The entries below are to be written out again without alteration.

+++

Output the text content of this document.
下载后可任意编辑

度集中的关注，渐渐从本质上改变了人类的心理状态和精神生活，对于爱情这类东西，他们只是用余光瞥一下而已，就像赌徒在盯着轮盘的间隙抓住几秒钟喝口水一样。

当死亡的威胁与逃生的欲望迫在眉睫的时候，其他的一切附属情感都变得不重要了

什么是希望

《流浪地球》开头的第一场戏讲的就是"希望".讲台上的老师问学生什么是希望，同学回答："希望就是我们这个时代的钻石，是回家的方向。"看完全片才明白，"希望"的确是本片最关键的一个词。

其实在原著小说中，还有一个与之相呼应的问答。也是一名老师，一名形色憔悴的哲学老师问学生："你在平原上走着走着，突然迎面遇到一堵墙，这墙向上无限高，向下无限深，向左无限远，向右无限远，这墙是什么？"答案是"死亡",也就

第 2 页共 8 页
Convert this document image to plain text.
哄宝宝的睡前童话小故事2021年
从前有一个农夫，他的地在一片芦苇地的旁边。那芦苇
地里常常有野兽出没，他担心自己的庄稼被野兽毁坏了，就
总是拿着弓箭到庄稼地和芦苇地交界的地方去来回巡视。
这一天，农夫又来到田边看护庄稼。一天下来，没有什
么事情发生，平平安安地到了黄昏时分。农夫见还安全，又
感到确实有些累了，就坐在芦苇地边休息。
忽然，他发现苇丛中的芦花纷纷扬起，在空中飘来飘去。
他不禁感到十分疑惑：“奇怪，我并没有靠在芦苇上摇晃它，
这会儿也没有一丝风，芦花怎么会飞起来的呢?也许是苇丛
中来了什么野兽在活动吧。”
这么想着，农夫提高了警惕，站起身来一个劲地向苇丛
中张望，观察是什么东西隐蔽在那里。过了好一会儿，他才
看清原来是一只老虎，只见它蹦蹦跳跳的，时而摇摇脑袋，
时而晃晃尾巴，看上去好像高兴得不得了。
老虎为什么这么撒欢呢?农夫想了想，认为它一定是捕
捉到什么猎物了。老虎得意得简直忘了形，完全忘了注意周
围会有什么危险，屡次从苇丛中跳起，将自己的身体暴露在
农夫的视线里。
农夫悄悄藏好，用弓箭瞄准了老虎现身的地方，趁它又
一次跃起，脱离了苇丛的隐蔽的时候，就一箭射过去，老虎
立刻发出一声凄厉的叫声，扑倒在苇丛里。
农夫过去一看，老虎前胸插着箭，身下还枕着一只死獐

+++

> [Exercise output]
Output the text content of this document.
下载后可任意编辑

度集中的关注，渐渐从本质上改变了人类的心理状态和精神生活，对于爱情这类东西，他们只是用余光瞥一下而已，就像赌徒在盯着轮盘的间隙抓住几秒钟喝口水一样。

当死亡的威胁与逃生的欲望迫在眉睫的时候，其他的一切附属情感都变得不重要了

什么是希望

《流浪地球》开头的第一场戏讲的就是"希望".讲台上的老师问学生什么是希望，同学回答："希望就是我们这个时代的钻石，是回家的方向。"看完全片才明白，"希望"的确是本片最关键的一个词。

其实在原著小说中，还有一个与之相呼应的问答。也是一名老师，一名形色憔悴的哲学老师问学生："你在平原上走着走着，突然迎面遇到一堵墙，这墙向上无限高，向下无限深，向左无限远，向右无限远，这墙是什么？"答案是"死亡",也就

第 2 页共 8 页
Convert this document image to plain text.
哄宝宝的睡前童话小故事2021年
从前有一个农夫，他的地在一片芦苇地的旁边。那芦苇
地里常常有野兽出没，他担心自己的庄稼被野兽毁坏了，就
总是拿着弓箭到庄稼地和芦苇地交界的地方去来回巡视。
这一天，农夫又来到田边看护庄稼。一天下来，没有什
么事情发生，平平安安地到了黄昏时分。农夫见还安全，又
感到确实有些累了，就坐在芦苇地边休息。
忽然，他发现苇丛中的芦花纷纷扬起，在空中飘来飘去。
他不禁感到十分疑惑：“奇怪，我并没有靠在芦苇上摇晃它，
这会儿也没有一丝风，芦花怎么会飞起来的呢?也许是苇丛
中来了什么野兽在活动吧。”
这么想着，农夫提高了警惕，站起身来一个劲地向苇丛
中张望，观察是什么东西隐蔽在那里。过了好一会儿，他才
看清原来是一只老虎，只见它蹦蹦跳跳的，时而摇摇脑袋，
时而晃晃尾巴，看上去好像高兴得不得了。
老虎为什么这么撒欢呢?农夫想了想，认为它一定是捕
捉到什么猎物了。老虎得意得简直忘了形，完全忘了注意周
围会有什么危险，屡次从苇丛中跳起，将自己的身体暴露在
农夫的视线里。
农夫悄悄藏好，用弓箭瞄准了老虎现身的地方，趁它又
一次跃起，脱离了苇丛的隐蔽的时候，就一箭射过去，老虎
立刻发出一声凄厉的叫声，扑倒在苇丛里。
农夫过去一看，老虎前胸插着箭，身下还枕着一只死獐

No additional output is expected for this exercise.